Instructions for the task
Go through the data below. Pull out every line that has the word "Fshare".

Dataset records:
☆ ☆ ☆ ☆ ☆
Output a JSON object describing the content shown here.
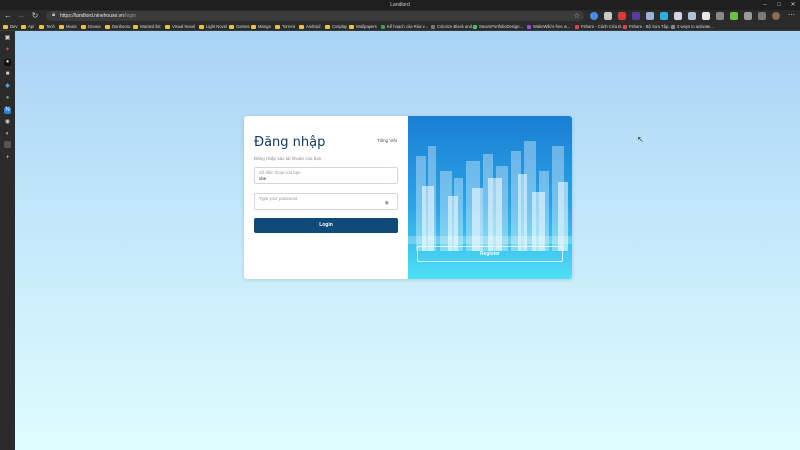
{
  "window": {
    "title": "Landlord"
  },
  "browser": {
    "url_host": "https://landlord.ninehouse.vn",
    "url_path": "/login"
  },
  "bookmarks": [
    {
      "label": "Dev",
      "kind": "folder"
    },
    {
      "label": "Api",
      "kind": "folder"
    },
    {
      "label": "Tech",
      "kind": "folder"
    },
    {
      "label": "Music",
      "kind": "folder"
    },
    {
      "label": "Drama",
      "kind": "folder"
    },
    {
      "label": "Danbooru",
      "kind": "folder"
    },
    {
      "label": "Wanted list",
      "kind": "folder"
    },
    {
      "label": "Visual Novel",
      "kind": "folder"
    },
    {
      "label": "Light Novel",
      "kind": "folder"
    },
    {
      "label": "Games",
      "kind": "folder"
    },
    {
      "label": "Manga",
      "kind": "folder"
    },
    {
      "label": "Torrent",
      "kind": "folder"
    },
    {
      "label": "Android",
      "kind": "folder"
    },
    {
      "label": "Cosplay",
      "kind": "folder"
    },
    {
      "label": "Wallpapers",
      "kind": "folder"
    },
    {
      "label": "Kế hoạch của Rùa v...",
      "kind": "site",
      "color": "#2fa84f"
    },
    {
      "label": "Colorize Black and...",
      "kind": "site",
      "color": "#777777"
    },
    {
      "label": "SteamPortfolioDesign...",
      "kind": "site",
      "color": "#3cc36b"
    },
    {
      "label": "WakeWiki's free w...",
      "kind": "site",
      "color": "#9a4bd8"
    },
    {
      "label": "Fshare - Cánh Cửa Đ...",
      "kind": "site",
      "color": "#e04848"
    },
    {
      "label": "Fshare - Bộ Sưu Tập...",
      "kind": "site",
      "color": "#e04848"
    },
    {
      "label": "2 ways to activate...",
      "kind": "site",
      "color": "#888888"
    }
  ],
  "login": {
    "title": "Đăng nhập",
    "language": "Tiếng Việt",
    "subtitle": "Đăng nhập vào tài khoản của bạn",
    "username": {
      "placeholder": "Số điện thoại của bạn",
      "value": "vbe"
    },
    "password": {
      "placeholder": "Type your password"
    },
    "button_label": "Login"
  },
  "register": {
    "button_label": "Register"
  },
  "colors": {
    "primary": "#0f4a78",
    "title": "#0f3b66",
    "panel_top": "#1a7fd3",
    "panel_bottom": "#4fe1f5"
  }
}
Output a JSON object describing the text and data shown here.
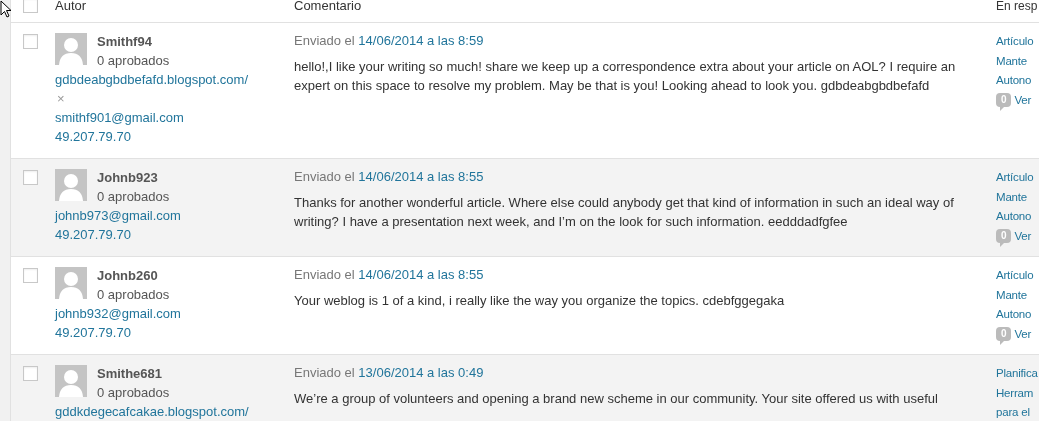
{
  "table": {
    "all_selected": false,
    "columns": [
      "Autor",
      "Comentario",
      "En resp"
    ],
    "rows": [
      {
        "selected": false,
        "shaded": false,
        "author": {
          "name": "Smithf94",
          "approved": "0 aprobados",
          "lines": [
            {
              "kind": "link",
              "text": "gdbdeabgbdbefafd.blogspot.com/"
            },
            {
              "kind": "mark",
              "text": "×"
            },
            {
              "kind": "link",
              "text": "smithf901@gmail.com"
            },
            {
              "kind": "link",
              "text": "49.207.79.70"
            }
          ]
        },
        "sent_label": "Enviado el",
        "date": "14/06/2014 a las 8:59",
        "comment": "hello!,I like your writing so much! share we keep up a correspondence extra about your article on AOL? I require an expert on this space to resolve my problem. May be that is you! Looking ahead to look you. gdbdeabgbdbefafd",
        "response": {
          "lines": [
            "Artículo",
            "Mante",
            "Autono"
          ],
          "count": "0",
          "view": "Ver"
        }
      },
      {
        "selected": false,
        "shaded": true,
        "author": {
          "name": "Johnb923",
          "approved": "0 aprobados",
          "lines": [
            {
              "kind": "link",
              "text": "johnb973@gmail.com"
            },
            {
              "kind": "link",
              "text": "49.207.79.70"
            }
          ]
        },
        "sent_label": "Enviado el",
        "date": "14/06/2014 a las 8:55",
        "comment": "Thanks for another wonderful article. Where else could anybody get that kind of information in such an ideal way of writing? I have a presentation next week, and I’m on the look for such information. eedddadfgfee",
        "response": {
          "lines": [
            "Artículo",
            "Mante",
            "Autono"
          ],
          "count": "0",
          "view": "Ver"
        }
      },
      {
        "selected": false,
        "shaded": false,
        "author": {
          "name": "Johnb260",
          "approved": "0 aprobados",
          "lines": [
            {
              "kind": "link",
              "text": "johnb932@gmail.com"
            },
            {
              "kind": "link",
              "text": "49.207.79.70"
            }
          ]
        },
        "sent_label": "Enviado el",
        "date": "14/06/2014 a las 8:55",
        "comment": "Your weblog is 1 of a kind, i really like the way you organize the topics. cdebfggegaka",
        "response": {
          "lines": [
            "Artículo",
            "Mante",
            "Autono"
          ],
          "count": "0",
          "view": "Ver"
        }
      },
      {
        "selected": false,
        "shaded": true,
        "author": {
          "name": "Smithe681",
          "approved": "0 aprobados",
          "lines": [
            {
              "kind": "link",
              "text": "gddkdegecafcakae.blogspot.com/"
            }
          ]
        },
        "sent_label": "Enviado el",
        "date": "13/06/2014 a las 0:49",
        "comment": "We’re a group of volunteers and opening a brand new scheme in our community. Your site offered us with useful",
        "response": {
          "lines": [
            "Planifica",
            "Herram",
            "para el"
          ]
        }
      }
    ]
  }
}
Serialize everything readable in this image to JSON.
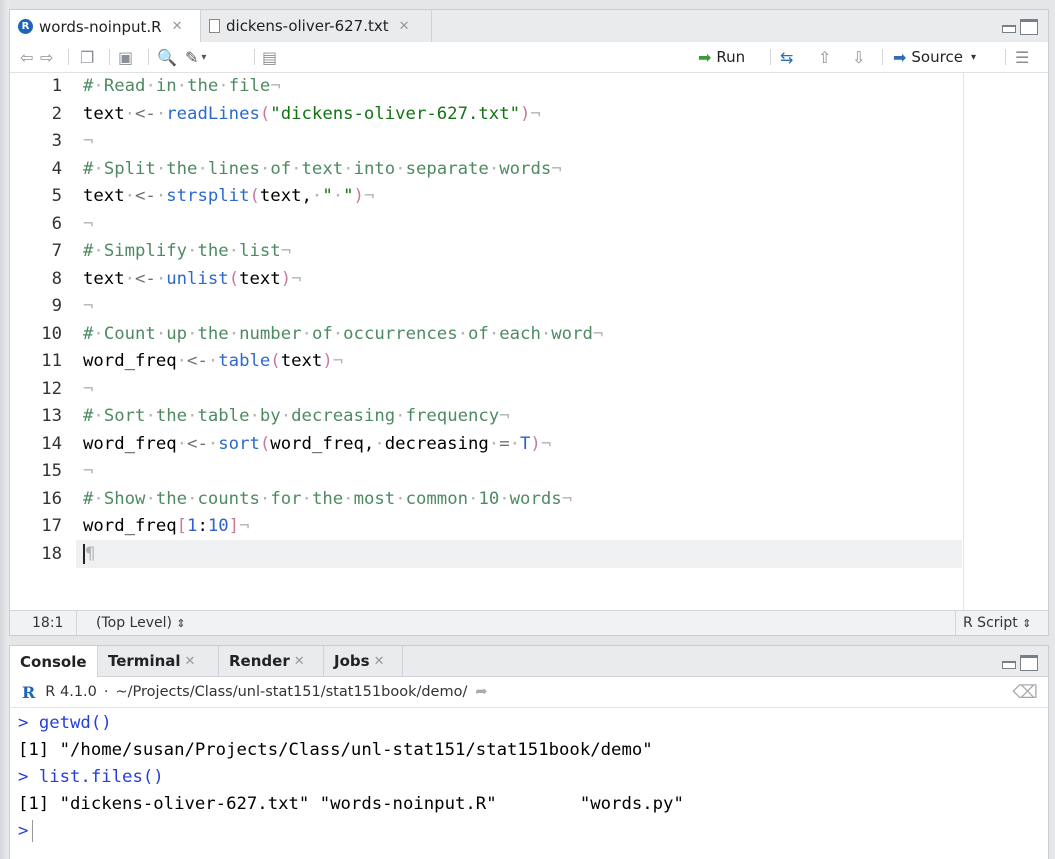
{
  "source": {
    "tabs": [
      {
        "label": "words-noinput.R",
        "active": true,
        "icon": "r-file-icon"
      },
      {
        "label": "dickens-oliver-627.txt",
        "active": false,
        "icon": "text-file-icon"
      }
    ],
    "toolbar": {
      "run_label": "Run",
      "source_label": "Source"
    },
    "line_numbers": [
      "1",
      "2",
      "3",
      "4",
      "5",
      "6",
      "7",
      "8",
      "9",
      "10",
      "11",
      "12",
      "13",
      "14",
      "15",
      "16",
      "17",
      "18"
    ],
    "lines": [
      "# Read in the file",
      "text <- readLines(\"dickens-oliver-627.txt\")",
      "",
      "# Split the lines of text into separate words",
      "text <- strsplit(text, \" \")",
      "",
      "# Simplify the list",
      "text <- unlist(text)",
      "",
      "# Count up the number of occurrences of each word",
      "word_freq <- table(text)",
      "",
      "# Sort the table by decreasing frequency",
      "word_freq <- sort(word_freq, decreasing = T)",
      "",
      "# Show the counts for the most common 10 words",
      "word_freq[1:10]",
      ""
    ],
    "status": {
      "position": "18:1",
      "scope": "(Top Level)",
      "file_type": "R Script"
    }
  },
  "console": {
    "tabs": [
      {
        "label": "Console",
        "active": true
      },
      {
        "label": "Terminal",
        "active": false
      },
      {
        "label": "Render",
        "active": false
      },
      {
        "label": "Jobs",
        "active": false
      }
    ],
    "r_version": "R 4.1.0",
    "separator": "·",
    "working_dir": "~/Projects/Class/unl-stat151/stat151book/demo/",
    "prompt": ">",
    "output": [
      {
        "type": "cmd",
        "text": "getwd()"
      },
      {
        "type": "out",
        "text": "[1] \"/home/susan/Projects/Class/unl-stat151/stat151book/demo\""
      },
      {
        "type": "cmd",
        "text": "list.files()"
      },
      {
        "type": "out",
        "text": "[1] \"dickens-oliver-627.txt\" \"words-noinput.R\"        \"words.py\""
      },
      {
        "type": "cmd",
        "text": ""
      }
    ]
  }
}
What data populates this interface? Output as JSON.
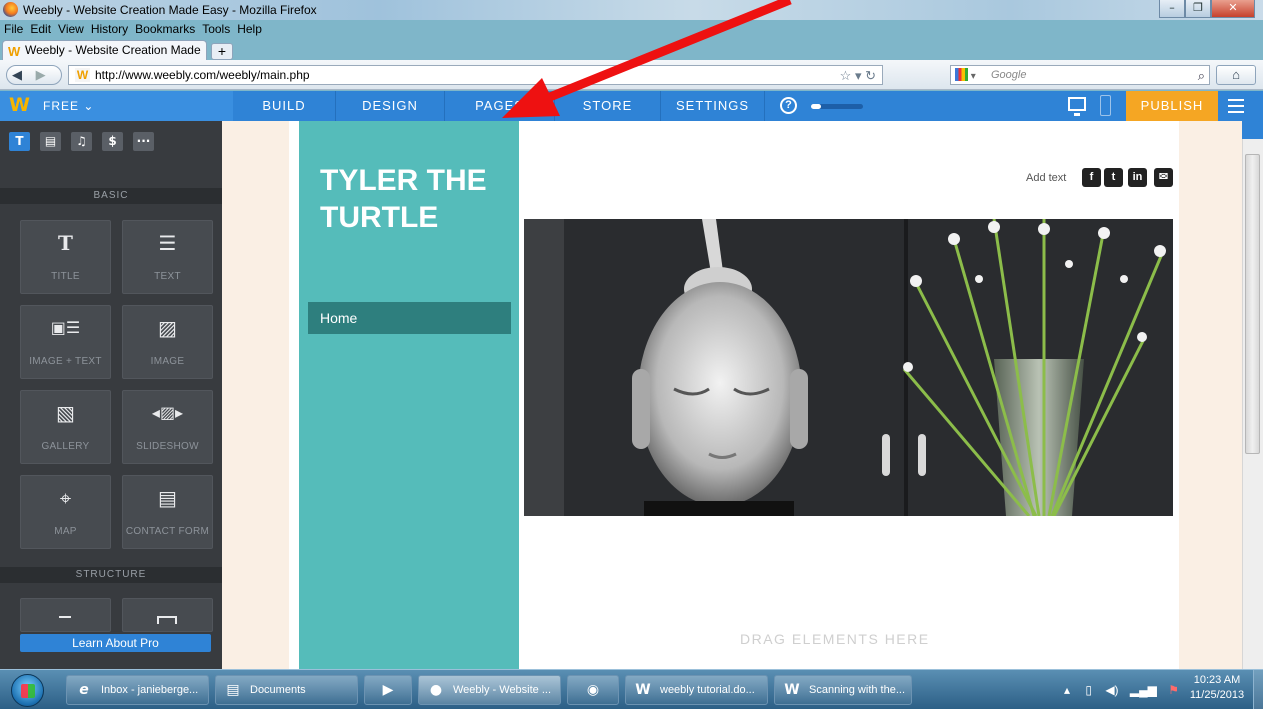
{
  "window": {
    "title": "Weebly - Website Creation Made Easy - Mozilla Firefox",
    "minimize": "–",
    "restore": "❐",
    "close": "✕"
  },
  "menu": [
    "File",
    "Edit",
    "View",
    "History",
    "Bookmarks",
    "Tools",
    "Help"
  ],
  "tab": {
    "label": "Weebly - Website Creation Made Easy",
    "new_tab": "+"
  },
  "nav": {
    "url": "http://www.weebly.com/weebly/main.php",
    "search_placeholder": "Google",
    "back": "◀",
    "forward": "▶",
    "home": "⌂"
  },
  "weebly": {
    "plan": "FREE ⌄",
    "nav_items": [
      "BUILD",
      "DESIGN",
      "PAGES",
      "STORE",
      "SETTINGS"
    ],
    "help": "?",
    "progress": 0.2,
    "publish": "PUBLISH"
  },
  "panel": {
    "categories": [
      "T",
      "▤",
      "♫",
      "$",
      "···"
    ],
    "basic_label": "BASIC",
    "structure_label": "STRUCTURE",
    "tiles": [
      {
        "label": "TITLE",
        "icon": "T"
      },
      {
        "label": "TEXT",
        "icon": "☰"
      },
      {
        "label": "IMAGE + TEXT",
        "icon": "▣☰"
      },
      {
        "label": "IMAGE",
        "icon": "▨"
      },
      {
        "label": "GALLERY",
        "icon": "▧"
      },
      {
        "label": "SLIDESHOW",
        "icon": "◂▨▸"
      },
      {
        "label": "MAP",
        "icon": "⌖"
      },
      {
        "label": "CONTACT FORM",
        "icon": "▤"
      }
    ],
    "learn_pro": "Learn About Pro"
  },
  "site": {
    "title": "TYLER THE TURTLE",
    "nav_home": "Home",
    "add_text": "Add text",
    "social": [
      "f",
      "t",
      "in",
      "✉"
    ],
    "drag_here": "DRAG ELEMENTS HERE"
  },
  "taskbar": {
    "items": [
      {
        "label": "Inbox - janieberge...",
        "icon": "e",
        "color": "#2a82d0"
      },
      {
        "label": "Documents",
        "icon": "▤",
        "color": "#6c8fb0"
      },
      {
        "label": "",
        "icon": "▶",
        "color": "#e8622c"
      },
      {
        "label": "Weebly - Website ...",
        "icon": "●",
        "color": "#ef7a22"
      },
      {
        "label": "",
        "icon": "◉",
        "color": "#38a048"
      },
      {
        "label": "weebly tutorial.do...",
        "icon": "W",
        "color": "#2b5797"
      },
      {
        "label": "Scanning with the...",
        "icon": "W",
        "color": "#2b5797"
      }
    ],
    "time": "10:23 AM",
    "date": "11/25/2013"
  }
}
☆ ☆ ☆ ☆ ☆
Answer to this problem
      "label": "Fshare - Cánh Cửa Đ...",
      "label": "Fshare - Bộ Sưu Tập...",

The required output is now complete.